_Written tasks_
[1] Answer these from the forum thread about fall weather:
(a) Which state does Admin say finally cooled off?
(b) How long does Speedbump say it has been raining?
(c) What does inspectorD love to run in town?
[2] From the forum thread about fall weather, pull out everything from "GREAT!! It;s County" down to "colors are outstanding.", word for word.
[3] Extend the forum thread about fall weather, picking up right after its final line.
Start of Supplied text
# Fall



## Admin (Sep 24, 2013)

Well it finally cooled off in Texas. 

How's the weather in your regions?


----------



## havasu (Sep 24, 2013)

Still a bit too hot but looking forward to cooler weather.


----------



## bud16415 (Sep 24, 2013)

Foggy at night. Cool first frost. Heat on in truck in the morning and windows down coming home. Getting ready for the leaves to change color. Its an amazing sight.


----------



## inspectorD (Sep 24, 2013)

GREAT!! It;s County Fair season..cider, mushrooms, garden harvest...Hay and corn have to come in..I love to run the shingle mill in town. Great folks.Kids love it! Weather is also great to work in this time of year, and the colors are outstanding.
Yeah, I like Fall..it keeps me more than busy.


----------



## Admin (Sep 25, 2013)

We got right back up to 90's real quick. Oh well. 

Inspector, do you grow your own mushrooms or hunt them?


----------



## oldognewtrick (Sep 25, 2013)

Austin said:


> Inspector, do you grow your own mushrooms or hunt them?



Didn't you know about inspector??? He practices catch and release. I keep telling him it's not like fishing, but he said the thrill was in the hunt...I think he's had a wee bit too much home made maple syrup.


----------



## Speedbump (Sep 25, 2013)

Hot until yesterday.  It's been raining for two days straight.


----------



## nealtw (Sep 25, 2013)

oldognewtrick said:


> Didn't you know about inspector??? He practices catch and release. I keep telling him it's not like fishing, but he said the thrill was in the hunt...I think he's had a wee bit too much home made maple syrup.
End of Supplied text
Start of Data supplied
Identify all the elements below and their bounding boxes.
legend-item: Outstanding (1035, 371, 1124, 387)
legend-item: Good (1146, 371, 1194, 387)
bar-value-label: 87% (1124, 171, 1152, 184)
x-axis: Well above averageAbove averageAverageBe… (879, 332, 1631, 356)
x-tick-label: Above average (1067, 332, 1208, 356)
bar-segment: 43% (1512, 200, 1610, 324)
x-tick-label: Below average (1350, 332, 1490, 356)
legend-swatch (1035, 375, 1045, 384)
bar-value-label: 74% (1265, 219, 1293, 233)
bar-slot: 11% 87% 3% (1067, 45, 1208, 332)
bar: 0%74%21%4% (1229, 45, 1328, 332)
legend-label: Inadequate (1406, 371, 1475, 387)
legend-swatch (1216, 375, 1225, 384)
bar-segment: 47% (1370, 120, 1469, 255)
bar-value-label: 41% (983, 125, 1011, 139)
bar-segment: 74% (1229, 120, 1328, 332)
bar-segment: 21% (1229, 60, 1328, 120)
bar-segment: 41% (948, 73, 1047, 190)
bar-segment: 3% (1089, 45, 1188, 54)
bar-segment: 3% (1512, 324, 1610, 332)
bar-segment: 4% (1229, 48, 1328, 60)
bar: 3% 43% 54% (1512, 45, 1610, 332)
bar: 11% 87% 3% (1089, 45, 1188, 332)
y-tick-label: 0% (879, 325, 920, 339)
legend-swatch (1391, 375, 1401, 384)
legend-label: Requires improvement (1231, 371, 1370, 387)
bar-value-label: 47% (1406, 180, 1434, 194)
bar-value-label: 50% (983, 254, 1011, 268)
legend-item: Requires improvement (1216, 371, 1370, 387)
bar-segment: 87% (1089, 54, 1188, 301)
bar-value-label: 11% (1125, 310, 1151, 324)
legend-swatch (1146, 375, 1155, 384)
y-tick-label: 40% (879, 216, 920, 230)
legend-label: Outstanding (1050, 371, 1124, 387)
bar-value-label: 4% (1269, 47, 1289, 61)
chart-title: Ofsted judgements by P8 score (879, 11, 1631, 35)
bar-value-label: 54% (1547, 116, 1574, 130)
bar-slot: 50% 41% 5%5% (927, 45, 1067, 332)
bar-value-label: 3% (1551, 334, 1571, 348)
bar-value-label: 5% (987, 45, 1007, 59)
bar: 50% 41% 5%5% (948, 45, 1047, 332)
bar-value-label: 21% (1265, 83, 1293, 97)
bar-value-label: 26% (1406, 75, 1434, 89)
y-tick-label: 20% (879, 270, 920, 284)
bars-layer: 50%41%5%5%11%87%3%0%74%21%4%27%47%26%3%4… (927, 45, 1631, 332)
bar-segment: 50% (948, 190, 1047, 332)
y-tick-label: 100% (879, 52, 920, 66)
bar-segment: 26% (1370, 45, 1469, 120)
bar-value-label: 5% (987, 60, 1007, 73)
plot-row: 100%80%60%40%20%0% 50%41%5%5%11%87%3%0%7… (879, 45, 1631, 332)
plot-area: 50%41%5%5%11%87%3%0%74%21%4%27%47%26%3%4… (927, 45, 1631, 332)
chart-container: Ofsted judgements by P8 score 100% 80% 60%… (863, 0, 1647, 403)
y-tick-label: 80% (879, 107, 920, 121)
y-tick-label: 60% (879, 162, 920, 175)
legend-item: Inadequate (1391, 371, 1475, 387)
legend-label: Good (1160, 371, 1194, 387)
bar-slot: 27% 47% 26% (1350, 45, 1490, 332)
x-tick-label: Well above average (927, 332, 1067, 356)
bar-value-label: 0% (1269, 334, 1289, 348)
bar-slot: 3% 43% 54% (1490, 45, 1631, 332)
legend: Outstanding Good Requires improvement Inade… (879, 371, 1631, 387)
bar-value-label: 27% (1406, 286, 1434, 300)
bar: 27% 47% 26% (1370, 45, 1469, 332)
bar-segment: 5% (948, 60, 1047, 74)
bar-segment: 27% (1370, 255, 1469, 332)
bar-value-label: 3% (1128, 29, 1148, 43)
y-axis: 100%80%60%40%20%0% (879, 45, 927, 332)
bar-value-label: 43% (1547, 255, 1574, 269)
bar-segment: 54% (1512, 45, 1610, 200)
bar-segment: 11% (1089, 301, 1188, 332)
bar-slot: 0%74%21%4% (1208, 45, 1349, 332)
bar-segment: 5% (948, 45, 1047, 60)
End of Data supplied
_Responses in order_
[1]
(a) Texas
(b) Two days straight
(c) The shingle mill

[2]
GREAT!! It;s County Fair season..cider, mushrooms, garden harvest...Hay and corn have to come in..I love to run the shingle mill in town. Great folks.Kids love it! Weather is also great to work in this time of year, and the colors are outstanding.

[3]
 More likely the mushrooms:


----------



## Admin (Sep 26, 2013)

oldognewtrick said:


> Didn't you know about inspector??? He practices catch and release. I keep telling him it's not like fishing, but he said the thrill was in the hunt...I think he's had a wee bit too much home made maple syrup.



That syrup stuff will go straight to your brain.


----------



## inspectorD (Sep 27, 2013)

I'm a hunter...my grandmother taught me as I grew up. Mostly around here we get honey mushrooms, chicken of the woods and my favorite, hen of the woods. There are some trumpets once and a while..they are tasty. But you need to know what you are picking..it gets you very sick if you get the wrong ones.

Wait..what?.... I just finished some mushroom syrup...;-)




Austin said:


> We got right back up to 90's real quick. Oh well.
> 
> Inspector, do you grow your own mushrooms or hunt them?


----------



## Admin (Sep 30, 2013)

Ever bring home one you aren't supposed to eat?


----------



## inspectorD (Oct 1, 2013)

Austin said:


> Ever bring home one you aren't supposed to eat?



Not to my knowledge...everyone is still standing.
I do my best to make sure, and I throw out any that are questionable.


----------



## Admin (Oct 1, 2013)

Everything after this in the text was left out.